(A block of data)
++++++++++
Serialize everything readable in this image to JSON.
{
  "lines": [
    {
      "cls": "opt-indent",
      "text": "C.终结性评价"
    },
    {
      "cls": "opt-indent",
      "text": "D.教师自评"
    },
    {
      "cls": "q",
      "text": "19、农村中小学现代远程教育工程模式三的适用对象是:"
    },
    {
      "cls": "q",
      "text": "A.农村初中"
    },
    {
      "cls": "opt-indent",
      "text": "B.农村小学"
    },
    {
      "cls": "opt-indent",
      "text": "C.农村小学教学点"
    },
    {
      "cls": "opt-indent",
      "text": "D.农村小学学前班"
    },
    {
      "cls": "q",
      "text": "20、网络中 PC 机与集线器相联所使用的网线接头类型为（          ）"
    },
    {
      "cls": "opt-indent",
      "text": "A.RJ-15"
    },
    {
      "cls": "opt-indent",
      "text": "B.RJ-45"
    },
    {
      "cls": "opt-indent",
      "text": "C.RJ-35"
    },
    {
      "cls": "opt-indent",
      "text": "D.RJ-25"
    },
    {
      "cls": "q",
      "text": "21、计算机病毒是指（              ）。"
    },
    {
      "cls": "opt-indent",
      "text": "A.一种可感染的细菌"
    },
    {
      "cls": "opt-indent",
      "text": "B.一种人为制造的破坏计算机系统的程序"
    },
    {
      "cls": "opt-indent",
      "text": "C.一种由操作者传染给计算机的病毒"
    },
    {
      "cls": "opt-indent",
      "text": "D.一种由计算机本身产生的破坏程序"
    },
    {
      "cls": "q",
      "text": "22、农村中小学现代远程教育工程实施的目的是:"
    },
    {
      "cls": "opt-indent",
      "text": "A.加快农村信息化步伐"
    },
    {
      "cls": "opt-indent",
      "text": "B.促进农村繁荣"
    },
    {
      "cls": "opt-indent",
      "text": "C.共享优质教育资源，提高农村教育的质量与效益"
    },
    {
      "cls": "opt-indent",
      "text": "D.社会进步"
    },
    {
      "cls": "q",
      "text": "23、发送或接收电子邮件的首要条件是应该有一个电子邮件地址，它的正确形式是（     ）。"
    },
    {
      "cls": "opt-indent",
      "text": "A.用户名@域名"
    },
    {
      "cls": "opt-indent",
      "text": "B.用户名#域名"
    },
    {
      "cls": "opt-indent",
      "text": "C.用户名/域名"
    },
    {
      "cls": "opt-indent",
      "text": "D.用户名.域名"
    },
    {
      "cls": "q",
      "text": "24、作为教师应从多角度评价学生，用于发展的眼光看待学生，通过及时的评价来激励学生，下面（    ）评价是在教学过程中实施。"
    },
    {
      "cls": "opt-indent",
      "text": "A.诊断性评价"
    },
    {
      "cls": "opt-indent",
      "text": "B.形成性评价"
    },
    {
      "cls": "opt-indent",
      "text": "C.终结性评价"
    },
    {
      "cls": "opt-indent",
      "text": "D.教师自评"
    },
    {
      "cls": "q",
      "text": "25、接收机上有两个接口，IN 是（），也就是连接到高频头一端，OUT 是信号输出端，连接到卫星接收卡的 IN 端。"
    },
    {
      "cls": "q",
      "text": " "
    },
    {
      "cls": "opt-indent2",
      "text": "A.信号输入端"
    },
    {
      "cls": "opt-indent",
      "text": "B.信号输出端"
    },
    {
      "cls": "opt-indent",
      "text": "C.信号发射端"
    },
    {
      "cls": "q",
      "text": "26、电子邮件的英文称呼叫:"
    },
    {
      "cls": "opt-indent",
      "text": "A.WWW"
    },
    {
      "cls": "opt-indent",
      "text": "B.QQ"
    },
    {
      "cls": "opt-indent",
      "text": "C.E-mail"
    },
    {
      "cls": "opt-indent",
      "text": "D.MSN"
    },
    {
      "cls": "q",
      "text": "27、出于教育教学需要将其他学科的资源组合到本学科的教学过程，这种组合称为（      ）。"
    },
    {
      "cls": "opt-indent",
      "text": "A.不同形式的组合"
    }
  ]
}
++++++++++
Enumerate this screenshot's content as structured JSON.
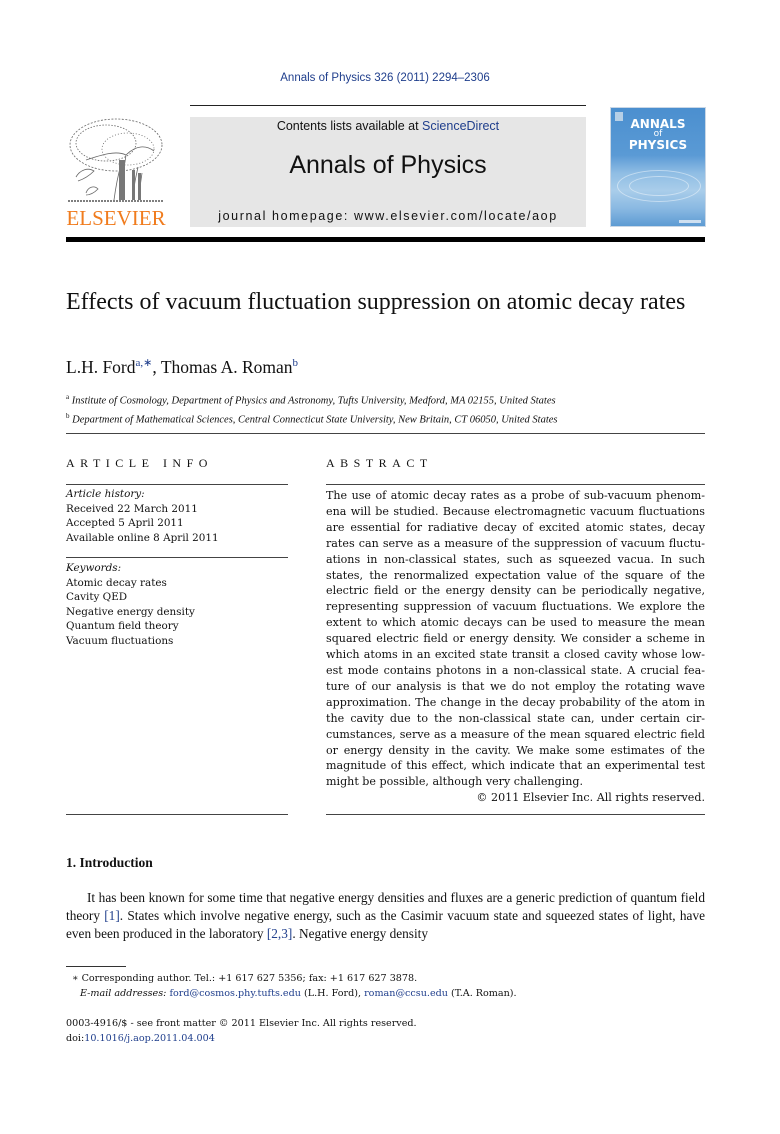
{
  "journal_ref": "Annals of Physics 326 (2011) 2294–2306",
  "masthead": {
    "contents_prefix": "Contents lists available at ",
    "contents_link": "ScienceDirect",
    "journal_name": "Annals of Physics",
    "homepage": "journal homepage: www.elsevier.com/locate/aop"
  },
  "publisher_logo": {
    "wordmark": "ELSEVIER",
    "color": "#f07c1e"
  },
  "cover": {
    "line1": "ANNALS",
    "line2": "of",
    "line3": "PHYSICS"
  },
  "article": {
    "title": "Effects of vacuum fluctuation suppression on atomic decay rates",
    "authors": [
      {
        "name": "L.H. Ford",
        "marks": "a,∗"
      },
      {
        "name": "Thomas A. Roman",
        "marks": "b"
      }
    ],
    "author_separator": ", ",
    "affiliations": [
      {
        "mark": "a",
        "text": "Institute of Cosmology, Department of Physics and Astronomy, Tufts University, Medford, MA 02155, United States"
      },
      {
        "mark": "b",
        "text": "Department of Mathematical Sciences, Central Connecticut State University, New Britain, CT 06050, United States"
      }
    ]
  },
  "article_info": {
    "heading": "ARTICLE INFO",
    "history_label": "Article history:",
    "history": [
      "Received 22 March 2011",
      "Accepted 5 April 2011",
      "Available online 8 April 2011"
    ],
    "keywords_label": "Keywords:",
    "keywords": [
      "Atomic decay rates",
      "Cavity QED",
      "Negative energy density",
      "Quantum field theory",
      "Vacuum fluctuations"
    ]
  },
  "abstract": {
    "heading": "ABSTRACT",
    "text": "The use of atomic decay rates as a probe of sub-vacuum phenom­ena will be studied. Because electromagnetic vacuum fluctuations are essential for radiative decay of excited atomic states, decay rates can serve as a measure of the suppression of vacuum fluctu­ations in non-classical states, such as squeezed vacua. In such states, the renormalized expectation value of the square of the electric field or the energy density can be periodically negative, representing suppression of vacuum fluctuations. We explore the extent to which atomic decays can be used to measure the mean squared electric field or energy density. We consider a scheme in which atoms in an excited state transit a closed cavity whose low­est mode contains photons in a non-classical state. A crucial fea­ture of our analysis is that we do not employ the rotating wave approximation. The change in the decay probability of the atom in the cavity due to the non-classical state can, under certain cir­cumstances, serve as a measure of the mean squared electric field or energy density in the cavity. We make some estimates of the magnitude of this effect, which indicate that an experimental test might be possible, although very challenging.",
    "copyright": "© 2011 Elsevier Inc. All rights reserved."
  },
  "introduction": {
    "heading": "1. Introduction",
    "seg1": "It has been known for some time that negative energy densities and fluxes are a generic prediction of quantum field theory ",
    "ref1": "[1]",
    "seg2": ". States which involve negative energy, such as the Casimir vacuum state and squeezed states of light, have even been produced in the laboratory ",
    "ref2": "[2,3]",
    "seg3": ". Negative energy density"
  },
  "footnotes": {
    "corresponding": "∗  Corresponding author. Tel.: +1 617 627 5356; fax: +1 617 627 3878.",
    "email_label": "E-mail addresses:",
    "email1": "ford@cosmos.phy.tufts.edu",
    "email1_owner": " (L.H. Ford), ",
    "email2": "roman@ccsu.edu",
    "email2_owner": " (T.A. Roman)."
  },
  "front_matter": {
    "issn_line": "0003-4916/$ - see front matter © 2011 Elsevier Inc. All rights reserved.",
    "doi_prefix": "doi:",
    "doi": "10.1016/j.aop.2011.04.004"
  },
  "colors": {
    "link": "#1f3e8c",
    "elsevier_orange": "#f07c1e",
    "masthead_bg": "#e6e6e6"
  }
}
++++++++++
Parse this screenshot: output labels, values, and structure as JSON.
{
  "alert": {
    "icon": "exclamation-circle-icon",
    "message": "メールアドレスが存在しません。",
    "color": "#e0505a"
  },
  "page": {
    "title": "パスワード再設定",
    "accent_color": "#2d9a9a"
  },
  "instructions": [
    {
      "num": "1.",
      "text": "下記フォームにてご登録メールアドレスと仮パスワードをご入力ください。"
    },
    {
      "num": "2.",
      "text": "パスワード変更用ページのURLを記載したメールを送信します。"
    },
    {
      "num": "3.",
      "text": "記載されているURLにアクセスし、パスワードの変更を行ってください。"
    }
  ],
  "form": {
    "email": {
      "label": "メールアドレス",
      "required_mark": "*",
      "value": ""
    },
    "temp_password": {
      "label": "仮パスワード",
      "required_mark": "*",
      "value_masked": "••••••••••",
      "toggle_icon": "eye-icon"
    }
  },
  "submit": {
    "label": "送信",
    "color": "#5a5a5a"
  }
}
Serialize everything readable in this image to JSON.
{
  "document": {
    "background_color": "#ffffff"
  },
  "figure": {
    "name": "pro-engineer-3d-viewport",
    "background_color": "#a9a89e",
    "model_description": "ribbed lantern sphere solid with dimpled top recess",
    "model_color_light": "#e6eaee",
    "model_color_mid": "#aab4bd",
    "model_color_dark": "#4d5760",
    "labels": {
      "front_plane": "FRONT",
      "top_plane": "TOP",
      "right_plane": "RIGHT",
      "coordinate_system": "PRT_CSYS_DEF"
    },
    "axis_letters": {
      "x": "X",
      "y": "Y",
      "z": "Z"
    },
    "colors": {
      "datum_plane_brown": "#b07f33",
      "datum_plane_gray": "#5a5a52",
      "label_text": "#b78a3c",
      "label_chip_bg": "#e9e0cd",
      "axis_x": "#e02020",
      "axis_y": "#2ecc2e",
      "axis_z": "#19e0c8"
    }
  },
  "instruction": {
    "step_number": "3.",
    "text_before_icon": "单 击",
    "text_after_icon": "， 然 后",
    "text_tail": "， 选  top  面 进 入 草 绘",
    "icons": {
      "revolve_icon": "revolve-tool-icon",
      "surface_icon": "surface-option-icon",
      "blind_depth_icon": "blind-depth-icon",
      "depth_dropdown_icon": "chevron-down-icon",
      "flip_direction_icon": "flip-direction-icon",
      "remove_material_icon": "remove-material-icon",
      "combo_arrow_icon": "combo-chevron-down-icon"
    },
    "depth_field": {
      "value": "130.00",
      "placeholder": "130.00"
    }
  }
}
++++++++++
Brief ▸ Answer with one number only: how many lines above contain the word "suppression".

Written answer ▸ 2